§ **INFORMATION SHOWN**:

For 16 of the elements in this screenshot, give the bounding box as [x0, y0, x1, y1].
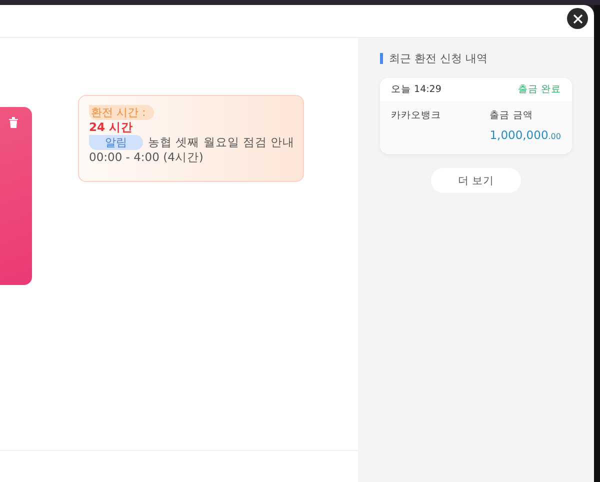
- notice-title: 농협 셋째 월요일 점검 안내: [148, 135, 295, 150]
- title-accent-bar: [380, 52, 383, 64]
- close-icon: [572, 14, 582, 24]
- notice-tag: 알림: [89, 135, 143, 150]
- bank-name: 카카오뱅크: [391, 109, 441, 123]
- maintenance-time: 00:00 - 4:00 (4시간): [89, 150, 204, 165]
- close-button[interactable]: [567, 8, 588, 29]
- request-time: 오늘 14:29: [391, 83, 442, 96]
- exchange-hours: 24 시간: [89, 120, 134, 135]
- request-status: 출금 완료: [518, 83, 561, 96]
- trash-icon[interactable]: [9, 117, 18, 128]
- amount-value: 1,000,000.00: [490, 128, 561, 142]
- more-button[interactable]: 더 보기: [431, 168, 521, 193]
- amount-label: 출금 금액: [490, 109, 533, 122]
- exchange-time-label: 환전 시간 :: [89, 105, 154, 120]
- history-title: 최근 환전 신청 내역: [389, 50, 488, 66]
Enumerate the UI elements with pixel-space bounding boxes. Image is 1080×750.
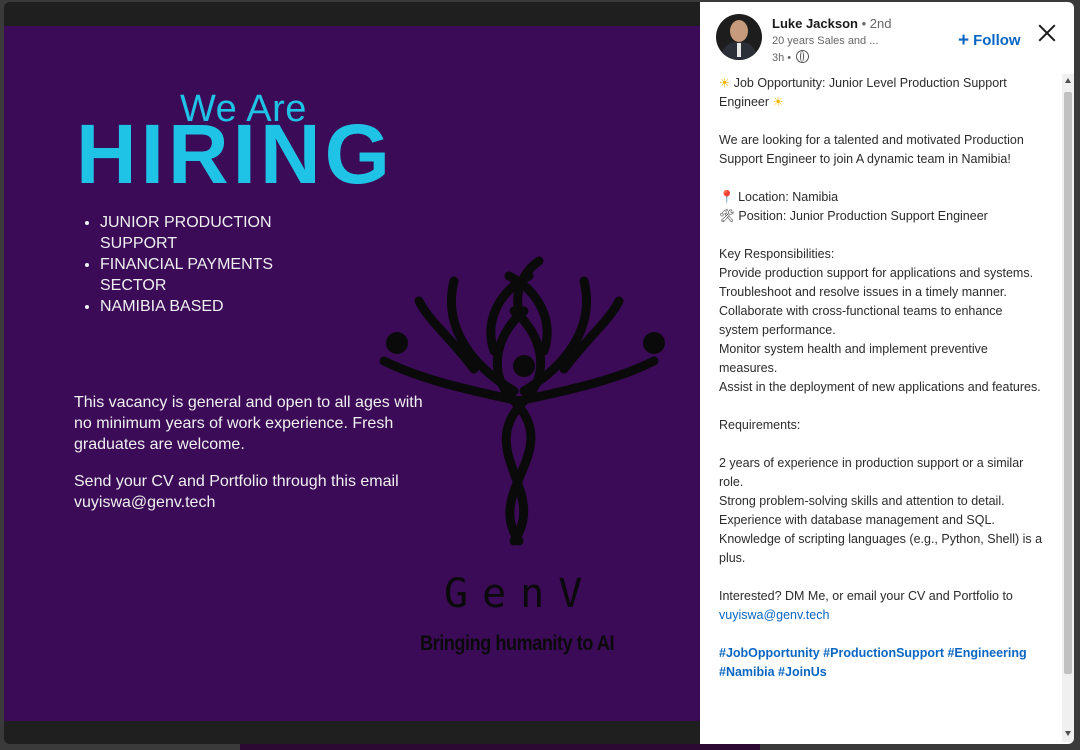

...

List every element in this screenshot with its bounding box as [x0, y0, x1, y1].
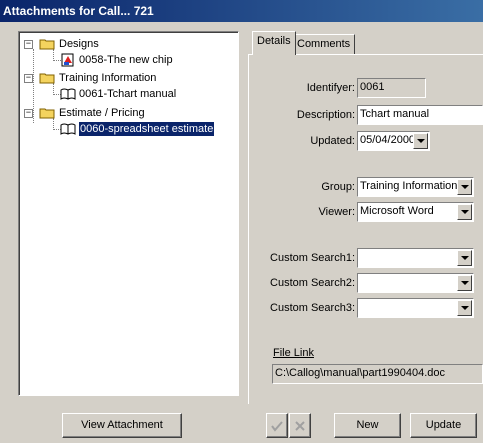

§ **AIM OF THE EXERCISE**: Copy out the part of the records that opens with the line containing "For 16 of the" and closes with the line containing "- request-time: 오늘 14:29: [391, 83, 442, 96]", both ends included. Leave the pictures out.

§ **RESULT**:
For 16 of the elements in this screenshot, give the bounding box as [x0, y0, x1, y1].
- notice-title: 농협 셋째 월요일 점검 안내: [148, 135, 295, 150]
- title-accent-bar: [380, 52, 383, 64]
- close-icon: [572, 14, 582, 24]
- notice-tag: 알림: [89, 135, 143, 150]
- bank-name: 카카오뱅크: [391, 109, 441, 123]
- maintenance-time: 00:00 - 4:00 (4시간): [89, 150, 204, 165]
- close-button[interactable]: [567, 8, 588, 29]
- request-time: 오늘 14:29: [391, 83, 442, 96]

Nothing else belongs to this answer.